● **Aim**: Restate the data word for word and leave the images out.
[START Dataset content]
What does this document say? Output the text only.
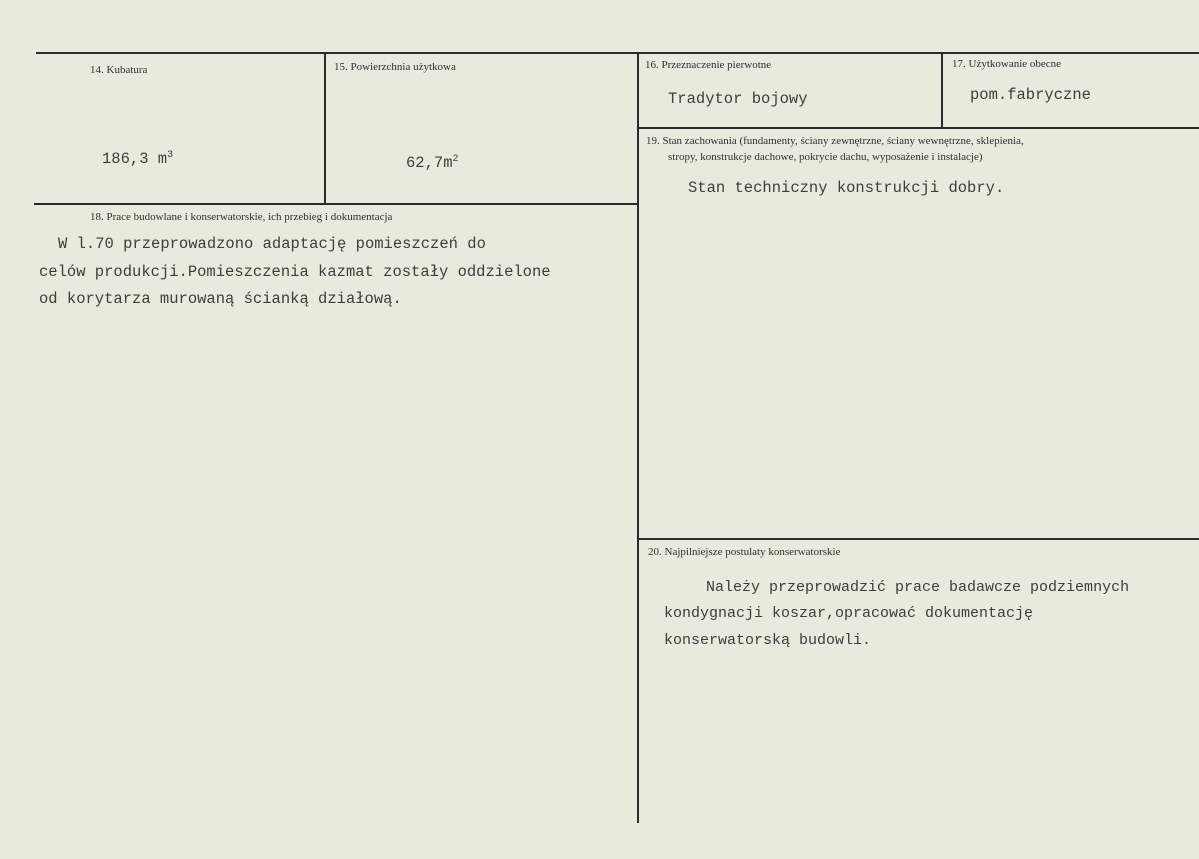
14. Kubatura
186,3 $m^3$
15. Powierzchnia użytkowa
$62,7m^2$
16. Przeznaczenie pierwotne
Tradytor bojowy
17. Użytkowanie obecne
pom.fabryczne
19. Stan zachowania (fundamenty, ściany zewnętrzne, ściany wewnętrzne, sklepienia,
stropy, konstrukcje dachowe, pokrycie dachu, wyposażenie i instalacje)
Stan techniczny konstrukcji dobry.
18. Prace budowlane i konserwatorskie, ich przebieg i dokumentacja
W l.70 przeprowadzono adaptację pomieszczeń do
celów produkcji.Pomieszczenia kazmat zostały oddzielone
od korytarza murowaną ścianką działową.
20. Najpilniejsze postulaty konserwatorskie
Należy przeprowadzić prace badawcze podziemnych
kondygnacji koszar,opracować dokumentację
konserwatorską budowli.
[END Dataset content]
● **Task solution**:
What does this document say? Output the text only.
14. Kubatura
186,3 $m^3$
15. Powierzchnia użytkowa
$62,7m^2$
16. Przeznaczenie pierwotne
Tradytor bojowy
17. Użytkowanie obecne
pom.fabryczne
19. Stan zachowania (fundamenty, ściany zewnętrzne, ściany wewnętrzne, sklepienia,
stropy, konstrukcje dachowe, pokrycie dachu, wyposażenie i instalacje)
Stan techniczny konstrukcji dobry.
18. Prace budowlane i konserwatorskie, ich przebieg i dokumentacja
W l.70 przeprowadzono adaptację pomieszczeń do
celów produkcji.Pomieszczenia kazmat zostały oddzielone
od korytarza murowaną ścianką działową.
20. Najpilniejsze postulaty konserwatorskie
Należy przeprowadzić prace badawcze podziemnych
kondygnacji koszar,opracować dokumentację
konserwatorską budowli.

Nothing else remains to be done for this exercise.